Short problem — Copy every entry precisely.
^^^^^^^^^^^^^^^^
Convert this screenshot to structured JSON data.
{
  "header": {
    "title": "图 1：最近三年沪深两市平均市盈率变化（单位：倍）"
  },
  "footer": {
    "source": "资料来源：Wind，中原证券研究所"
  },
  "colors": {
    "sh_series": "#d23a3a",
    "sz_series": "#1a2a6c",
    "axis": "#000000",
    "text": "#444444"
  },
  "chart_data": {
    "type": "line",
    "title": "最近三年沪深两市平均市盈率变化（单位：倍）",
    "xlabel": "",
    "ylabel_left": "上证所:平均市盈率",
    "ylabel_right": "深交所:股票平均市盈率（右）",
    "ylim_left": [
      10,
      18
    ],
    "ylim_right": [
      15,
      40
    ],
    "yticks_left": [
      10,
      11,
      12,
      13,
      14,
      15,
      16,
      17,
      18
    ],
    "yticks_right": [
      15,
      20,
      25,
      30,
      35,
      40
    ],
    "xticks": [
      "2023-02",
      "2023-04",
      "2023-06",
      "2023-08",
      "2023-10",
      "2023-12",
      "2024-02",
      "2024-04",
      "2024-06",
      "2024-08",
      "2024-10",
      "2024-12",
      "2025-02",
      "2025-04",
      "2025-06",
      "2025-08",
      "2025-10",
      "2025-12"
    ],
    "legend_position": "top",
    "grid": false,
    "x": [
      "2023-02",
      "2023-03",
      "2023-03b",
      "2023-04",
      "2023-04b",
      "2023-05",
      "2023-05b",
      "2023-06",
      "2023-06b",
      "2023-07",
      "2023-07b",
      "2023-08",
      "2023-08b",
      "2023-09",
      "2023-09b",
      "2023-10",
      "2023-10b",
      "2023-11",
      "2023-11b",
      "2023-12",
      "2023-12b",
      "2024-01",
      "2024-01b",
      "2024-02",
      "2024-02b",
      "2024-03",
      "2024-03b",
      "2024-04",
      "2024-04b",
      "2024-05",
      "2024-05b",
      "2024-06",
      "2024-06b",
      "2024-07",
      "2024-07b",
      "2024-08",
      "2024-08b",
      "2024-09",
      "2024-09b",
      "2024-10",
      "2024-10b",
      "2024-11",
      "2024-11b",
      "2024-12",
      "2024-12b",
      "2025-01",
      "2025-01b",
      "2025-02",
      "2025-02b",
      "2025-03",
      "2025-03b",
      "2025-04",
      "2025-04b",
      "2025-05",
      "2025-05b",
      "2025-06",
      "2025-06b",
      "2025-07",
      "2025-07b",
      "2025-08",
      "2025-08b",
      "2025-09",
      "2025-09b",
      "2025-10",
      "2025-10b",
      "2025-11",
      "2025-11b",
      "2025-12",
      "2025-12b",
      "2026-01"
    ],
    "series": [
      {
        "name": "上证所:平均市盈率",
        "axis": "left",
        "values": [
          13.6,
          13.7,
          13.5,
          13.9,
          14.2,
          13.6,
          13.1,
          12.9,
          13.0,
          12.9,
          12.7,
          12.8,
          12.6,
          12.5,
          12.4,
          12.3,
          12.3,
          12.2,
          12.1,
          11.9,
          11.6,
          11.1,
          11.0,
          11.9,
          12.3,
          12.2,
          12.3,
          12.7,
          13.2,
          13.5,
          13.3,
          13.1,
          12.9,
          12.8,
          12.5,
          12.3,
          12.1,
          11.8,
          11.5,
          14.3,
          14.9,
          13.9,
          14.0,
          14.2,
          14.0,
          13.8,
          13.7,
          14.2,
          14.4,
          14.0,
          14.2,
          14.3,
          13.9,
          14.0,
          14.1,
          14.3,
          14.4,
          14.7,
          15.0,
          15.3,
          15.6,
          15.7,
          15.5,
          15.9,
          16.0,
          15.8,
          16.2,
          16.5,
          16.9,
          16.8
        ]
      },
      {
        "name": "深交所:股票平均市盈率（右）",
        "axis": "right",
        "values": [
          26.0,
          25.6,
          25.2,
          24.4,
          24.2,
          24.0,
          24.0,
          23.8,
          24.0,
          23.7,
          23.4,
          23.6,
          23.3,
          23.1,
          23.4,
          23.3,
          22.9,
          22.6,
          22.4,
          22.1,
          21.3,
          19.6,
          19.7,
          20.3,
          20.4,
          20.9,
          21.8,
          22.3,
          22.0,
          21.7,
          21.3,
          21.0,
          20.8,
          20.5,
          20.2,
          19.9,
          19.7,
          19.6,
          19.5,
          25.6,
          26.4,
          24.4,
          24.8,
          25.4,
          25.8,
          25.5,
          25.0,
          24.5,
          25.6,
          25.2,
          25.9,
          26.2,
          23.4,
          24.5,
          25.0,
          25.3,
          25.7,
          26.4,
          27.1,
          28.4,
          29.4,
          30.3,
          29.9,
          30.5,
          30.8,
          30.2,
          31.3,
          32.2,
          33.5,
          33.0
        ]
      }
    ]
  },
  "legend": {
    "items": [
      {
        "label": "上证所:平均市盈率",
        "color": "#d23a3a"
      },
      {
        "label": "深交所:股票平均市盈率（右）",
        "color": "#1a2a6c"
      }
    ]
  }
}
^^^^^^^^^^^^^^^^
Solution for this task —
Convert this screenshot to structured JSON data.
{
  "header": {
    "title": "图 1：最近三年沪深两市平均市盈率变化（单位：倍）"
  },
  "footer": {
    "source": "资料来源：Wind，中原证券研究所"
  },
  "colors": {
    "sh_series": "#d23a3a",
    "sz_series": "#1a2a6c",
    "axis": "#000000",
    "text": "#444444"
  },
  "chart_data": {
    "type": "line",
    "title": "最近三年沪深两市平均市盈率变化（单位：倍）",
    "xlabel": "",
    "ylabel_left": "上证所:平均市盈率",
    "ylabel_right": "深交所:股票平均市盈率（右）",
    "ylim_left": [
      10,
      18
    ],
    "ylim_right": [
      15,
      40
    ],
    "yticks_left": [
      10,
      11,
      12,
      13,
      14,
      15,
      16,
      17,
      18
    ],
    "yticks_right": [
      15,
      20,
      25,
      30,
      35,
      40
    ],
    "xticks": [
      "2023-02",
      "2023-04",
      "2023-06",
      "2023-08",
      "2023-10",
      "2023-12",
      "2024-02",
      "2024-04",
      "2024-06",
      "2024-08",
      "2024-10",
      "2024-12",
      "2025-02",
      "2025-04",
      "2025-06",
      "2025-08",
      "2025-10",
      "2025-12"
    ],
    "legend_position": "top",
    "grid": false,
    "x": [
      "2023-02",
      "2023-03",
      "2023-03b",
      "2023-04",
      "2023-04b",
      "2023-05",
      "2023-05b",
      "2023-06",
      "2023-06b",
      "2023-07",
      "2023-07b",
      "2023-08",
      "2023-08b",
      "2023-09",
      "2023-09b",
      "2023-10",
      "2023-10b",
      "2023-11",
      "2023-11b",
      "2023-12",
      "2023-12b",
      "2024-01",
      "2024-01b",
      "2024-02",
      "2024-02b",
      "2024-03",
      "2024-03b",
      "2024-04",
      "2024-04b",
      "2024-05",
      "2024-05b",
      "2024-06",
      "2024-06b",
      "2024-07",
      "2024-07b",
      "2024-08",
      "2024-08b",
      "2024-09",
      "2024-09b",
      "2024-10",
      "2024-10b",
      "2024-11",
      "2024-11b",
      "2024-12",
      "2024-12b",
      "2025-01",
      "2025-01b",
      "2025-02",
      "2025-02b",
      "2025-03",
      "2025-03b",
      "2025-04",
      "2025-04b",
      "2025-05",
      "2025-05b",
      "2025-06",
      "2025-06b",
      "2025-07",
      "2025-07b",
      "2025-08",
      "2025-08b",
      "2025-09",
      "2025-09b",
      "2025-10",
      "2025-10b",
      "2025-11",
      "2025-11b",
      "2025-12",
      "2025-12b",
      "2026-01"
    ],
    "series": [
      {
        "name": "上证所:平均市盈率",
        "axis": "left",
        "values": [
          13.6,
          13.7,
          13.5,
          13.9,
          14.2,
          13.6,
          13.1,
          12.9,
          13.0,
          12.9,
          12.7,
          12.8,
          12.6,
          12.5,
          12.4,
          12.3,
          12.3,
          12.2,
          12.1,
          11.9,
          11.6,
          11.1,
          11.0,
          11.9,
          12.3,
          12.2,
          12.3,
          12.7,
          13.2,
          13.5,
          13.3,
          13.1,
          12.9,
          12.8,
          12.5,
          12.3,
          12.1,
          11.8,
          11.5,
          14.3,
          14.9,
          13.9,
          14.0,
          14.2,
          14.0,
          13.8,
          13.7,
          14.2,
          14.4,
          14.0,
          14.2,
          14.3,
          13.9,
          14.0,
          14.1,
          14.3,
          14.4,
          14.7,
          15.0,
          15.3,
          15.6,
          15.7,
          15.5,
          15.9,
          16.0,
          15.8,
          16.2,
          16.5,
          16.9,
          16.8
        ]
      },
      {
        "name": "深交所:股票平均市盈率（右）",
        "axis": "right",
        "values": [
          26.0,
          25.6,
          25.2,
          24.4,
          24.2,
          24.0,
          24.0,
          23.8,
          24.0,
          23.7,
          23.4,
          23.6,
          23.3,
          23.1,
          23.4,
          23.3,
          22.9,
          22.6,
          22.4,
          22.1,
          21.3,
          19.6,
          19.7,
          20.3,
          20.4,
          20.9,
          21.8,
          22.3,
          22.0,
          21.7,
          21.3,
          21.0,
          20.8,
          20.5,
          20.2,
          19.9,
          19.7,
          19.6,
          19.5,
          25.6,
          26.4,
          24.4,
          24.8,
          25.4,
          25.8,
          25.5,
          25.0,
          24.5,
          25.6,
          25.2,
          25.9,
          26.2,
          23.4,
          24.5,
          25.0,
          25.3,
          25.7,
          26.4,
          27.1,
          28.4,
          29.4,
          30.3,
          29.9,
          30.5,
          30.8,
          30.2,
          31.3,
          32.2,
          33.5,
          33.0
        ]
      }
    ]
  },
  "legend": {
    "items": [
      {
        "label": "上证所:平均市盈率",
        "color": "#d23a3a"
      },
      {
        "label": "深交所:股票平均市盈率（右）",
        "color": "#1a2a6c"
      }
    ]
  }
}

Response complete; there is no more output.